### Written problem
Scan the lines below; pull out those with "існує".

### Records supplied
##########

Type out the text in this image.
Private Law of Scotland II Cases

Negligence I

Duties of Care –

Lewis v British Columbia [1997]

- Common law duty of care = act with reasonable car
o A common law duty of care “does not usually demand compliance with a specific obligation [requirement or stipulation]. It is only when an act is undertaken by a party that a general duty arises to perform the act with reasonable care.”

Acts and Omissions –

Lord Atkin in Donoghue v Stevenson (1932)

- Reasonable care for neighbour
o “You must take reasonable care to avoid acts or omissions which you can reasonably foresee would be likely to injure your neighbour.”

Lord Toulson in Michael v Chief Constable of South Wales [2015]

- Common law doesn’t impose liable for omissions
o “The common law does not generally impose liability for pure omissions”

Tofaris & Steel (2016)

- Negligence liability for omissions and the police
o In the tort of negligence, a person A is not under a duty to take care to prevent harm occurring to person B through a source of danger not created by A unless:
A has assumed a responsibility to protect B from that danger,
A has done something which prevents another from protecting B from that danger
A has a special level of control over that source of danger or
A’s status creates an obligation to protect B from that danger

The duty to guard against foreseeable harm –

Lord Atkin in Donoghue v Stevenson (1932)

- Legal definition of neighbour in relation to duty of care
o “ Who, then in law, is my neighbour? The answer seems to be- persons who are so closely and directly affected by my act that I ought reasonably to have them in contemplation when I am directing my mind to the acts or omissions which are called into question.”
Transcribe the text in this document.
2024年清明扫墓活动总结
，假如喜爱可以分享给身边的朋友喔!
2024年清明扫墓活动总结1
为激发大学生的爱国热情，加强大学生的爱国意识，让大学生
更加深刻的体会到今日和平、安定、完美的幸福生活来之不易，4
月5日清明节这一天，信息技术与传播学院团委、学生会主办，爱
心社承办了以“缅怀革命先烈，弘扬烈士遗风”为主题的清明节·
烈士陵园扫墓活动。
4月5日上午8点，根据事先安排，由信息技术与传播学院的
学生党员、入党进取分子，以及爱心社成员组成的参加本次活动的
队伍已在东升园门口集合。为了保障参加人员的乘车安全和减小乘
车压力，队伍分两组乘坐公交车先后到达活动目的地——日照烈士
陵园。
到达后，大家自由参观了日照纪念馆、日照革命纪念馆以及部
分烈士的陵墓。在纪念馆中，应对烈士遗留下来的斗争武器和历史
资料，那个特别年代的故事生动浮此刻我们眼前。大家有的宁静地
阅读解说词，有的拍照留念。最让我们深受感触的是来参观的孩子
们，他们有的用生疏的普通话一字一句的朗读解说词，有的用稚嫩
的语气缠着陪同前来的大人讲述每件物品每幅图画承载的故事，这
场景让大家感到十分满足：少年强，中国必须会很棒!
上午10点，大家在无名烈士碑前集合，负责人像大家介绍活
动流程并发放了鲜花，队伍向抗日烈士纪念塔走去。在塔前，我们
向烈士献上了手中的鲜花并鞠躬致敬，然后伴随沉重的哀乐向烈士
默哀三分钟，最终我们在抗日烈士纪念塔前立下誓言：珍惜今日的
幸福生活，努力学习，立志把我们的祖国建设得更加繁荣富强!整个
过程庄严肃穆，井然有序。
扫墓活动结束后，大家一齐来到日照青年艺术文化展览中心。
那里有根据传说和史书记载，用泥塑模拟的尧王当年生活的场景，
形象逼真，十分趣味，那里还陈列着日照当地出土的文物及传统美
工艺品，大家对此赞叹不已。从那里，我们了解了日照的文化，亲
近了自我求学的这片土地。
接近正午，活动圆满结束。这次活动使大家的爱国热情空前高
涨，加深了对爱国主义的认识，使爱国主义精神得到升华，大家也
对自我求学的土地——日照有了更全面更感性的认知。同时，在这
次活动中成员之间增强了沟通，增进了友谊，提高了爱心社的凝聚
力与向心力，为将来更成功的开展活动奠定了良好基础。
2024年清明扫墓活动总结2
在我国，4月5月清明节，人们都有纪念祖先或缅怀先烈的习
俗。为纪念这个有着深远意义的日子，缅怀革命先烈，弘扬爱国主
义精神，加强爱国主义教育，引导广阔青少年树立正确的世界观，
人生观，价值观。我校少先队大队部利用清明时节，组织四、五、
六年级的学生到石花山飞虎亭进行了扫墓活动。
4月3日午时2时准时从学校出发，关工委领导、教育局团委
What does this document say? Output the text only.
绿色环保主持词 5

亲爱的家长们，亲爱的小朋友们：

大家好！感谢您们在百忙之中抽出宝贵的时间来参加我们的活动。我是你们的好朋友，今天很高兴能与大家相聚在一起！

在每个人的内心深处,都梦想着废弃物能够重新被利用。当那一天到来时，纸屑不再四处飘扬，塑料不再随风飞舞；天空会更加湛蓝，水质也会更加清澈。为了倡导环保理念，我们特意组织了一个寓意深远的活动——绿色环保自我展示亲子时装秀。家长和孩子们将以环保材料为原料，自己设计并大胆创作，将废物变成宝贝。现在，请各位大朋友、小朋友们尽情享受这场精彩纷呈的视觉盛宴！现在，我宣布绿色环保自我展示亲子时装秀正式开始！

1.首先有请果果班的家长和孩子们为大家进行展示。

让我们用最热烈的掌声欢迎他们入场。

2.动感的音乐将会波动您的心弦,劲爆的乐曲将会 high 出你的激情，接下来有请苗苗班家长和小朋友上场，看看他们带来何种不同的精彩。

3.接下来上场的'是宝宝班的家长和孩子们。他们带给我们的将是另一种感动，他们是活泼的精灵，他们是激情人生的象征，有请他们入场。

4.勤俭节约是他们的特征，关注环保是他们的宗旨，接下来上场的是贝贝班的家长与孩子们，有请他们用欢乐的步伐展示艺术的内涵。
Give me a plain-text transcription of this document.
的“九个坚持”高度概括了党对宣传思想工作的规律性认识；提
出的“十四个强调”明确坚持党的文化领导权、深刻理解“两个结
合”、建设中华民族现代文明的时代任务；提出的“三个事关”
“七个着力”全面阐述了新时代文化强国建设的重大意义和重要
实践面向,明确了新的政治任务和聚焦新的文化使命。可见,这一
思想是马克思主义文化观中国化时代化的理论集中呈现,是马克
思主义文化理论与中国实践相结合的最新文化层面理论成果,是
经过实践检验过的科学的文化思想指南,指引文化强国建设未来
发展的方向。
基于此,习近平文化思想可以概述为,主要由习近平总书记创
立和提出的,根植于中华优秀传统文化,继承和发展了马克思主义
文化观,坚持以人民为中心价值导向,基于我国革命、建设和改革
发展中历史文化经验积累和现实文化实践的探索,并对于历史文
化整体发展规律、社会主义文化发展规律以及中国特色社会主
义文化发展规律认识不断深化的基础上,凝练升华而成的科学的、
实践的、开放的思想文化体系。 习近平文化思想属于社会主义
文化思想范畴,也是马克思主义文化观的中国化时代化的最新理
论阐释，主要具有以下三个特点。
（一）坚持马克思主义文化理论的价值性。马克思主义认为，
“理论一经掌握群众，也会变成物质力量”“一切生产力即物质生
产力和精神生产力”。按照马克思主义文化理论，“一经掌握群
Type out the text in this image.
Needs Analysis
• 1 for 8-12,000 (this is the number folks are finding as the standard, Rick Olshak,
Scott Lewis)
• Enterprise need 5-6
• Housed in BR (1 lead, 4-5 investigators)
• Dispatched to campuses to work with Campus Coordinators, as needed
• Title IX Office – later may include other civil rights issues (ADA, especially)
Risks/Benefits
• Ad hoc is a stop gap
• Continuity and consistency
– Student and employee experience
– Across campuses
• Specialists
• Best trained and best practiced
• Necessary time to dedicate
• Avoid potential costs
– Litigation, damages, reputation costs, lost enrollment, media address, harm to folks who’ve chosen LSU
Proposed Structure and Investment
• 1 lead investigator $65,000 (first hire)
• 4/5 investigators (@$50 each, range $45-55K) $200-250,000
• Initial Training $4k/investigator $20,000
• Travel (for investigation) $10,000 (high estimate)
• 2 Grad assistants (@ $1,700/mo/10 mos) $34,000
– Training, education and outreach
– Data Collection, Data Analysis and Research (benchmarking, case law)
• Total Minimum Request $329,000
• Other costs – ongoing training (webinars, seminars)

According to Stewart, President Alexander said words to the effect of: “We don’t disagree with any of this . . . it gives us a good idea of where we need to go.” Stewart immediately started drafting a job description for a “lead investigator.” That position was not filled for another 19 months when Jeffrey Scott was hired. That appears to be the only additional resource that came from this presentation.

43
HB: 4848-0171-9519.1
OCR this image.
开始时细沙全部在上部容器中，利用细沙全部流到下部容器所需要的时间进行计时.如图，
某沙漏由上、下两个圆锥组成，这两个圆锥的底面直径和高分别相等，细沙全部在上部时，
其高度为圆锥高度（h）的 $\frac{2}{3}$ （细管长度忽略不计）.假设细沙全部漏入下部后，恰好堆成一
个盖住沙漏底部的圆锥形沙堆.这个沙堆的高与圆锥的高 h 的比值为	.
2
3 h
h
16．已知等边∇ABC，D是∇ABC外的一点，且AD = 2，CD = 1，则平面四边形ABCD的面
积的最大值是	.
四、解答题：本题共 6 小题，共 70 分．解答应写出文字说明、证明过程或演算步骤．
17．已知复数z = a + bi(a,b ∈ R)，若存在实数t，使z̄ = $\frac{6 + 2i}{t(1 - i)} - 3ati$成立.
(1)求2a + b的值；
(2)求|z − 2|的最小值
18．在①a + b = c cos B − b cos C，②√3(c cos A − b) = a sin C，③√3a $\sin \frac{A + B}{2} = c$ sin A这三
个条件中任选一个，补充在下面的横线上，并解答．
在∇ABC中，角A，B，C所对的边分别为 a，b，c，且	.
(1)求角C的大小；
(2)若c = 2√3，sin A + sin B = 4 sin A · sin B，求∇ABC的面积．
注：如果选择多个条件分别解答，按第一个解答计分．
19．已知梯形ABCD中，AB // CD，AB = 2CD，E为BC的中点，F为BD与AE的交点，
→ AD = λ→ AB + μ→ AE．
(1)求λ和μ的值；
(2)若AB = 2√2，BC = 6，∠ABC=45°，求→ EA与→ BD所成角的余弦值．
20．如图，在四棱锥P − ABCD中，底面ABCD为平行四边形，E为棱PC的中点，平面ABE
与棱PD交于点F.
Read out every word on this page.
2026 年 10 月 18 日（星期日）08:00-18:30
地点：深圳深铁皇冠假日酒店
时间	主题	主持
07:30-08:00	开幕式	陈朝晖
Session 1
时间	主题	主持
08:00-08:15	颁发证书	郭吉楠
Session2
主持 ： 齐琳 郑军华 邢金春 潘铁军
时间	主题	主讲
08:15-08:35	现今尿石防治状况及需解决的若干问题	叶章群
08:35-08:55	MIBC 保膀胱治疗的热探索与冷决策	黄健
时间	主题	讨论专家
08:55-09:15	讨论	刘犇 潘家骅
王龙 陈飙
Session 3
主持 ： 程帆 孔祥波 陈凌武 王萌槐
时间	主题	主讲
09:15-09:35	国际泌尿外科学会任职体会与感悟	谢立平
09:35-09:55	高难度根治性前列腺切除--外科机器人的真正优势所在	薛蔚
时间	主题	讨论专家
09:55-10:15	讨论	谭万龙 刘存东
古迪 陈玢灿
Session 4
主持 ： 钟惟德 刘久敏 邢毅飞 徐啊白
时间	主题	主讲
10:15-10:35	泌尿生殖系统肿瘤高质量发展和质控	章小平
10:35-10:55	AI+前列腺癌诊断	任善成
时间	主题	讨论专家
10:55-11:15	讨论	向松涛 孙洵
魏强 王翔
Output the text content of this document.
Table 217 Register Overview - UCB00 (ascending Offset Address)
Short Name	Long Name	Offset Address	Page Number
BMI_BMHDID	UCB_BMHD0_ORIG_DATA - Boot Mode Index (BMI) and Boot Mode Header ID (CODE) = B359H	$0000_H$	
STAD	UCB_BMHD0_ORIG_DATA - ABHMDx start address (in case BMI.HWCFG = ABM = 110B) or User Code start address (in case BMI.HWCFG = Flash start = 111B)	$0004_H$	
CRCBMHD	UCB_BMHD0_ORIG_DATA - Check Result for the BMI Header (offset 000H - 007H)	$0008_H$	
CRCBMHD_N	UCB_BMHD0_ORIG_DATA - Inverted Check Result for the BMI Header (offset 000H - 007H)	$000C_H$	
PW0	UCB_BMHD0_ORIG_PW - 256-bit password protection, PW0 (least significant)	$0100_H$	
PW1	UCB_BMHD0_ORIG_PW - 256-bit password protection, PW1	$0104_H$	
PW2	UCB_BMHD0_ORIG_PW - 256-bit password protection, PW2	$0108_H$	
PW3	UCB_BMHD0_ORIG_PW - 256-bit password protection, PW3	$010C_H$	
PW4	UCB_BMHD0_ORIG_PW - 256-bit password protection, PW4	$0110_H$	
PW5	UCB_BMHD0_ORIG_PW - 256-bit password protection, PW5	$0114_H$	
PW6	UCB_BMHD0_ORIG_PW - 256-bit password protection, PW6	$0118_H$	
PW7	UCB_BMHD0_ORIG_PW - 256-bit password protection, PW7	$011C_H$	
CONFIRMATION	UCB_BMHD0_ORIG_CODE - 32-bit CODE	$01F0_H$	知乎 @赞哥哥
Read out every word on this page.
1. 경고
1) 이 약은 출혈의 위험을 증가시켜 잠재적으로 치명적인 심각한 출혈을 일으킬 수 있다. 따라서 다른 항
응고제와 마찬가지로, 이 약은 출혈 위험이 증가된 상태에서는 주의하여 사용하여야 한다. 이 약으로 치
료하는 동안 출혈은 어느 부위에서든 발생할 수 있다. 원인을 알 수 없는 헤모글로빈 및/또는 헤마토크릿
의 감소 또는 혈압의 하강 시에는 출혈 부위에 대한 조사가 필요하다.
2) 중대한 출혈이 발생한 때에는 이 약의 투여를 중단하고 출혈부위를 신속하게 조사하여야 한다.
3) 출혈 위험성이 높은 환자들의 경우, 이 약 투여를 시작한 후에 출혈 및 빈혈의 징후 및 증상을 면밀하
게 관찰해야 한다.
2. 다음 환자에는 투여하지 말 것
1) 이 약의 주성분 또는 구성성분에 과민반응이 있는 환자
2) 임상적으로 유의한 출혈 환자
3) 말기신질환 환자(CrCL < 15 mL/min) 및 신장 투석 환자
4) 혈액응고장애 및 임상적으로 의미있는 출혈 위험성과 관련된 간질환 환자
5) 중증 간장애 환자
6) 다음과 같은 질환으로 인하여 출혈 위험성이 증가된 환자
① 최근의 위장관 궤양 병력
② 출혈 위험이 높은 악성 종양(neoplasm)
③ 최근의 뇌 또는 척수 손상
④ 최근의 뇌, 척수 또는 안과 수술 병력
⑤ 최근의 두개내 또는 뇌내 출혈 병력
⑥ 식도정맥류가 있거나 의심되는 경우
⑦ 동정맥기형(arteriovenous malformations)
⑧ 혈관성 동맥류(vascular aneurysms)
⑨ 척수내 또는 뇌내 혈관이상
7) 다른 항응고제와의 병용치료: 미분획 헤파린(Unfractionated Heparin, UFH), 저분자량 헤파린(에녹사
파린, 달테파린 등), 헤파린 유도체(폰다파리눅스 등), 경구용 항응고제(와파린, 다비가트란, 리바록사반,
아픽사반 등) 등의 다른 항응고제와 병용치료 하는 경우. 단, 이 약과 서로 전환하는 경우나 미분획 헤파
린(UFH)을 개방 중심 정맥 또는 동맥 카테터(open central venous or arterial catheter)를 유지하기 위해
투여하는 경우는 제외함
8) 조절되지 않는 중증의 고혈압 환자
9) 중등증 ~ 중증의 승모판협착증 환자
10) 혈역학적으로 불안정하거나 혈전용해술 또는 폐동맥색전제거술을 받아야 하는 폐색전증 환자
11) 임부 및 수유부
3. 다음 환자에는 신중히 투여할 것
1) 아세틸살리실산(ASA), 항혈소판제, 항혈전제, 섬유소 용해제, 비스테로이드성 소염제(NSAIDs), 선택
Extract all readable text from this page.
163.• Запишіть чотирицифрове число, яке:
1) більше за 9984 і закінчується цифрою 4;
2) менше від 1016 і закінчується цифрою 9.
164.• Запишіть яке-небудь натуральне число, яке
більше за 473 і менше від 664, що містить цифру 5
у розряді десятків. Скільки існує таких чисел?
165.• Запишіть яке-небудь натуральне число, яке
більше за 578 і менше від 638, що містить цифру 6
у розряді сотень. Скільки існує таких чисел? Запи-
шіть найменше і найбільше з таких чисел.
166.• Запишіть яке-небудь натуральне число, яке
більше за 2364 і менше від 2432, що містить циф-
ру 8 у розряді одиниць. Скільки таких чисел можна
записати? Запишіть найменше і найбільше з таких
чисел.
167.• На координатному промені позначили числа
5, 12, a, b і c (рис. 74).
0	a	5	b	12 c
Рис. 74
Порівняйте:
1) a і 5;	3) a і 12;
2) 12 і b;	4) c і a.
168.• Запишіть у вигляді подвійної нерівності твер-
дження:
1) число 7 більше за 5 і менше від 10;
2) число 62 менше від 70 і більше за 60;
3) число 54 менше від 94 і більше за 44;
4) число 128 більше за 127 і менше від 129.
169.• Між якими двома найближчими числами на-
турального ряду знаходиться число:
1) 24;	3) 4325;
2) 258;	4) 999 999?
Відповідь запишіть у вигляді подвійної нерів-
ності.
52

##########

### Result of this exercise
у розряді десятків. Скільки існує таких чисел?
у розряді сотень. Скільки існує таких чисел? Запи-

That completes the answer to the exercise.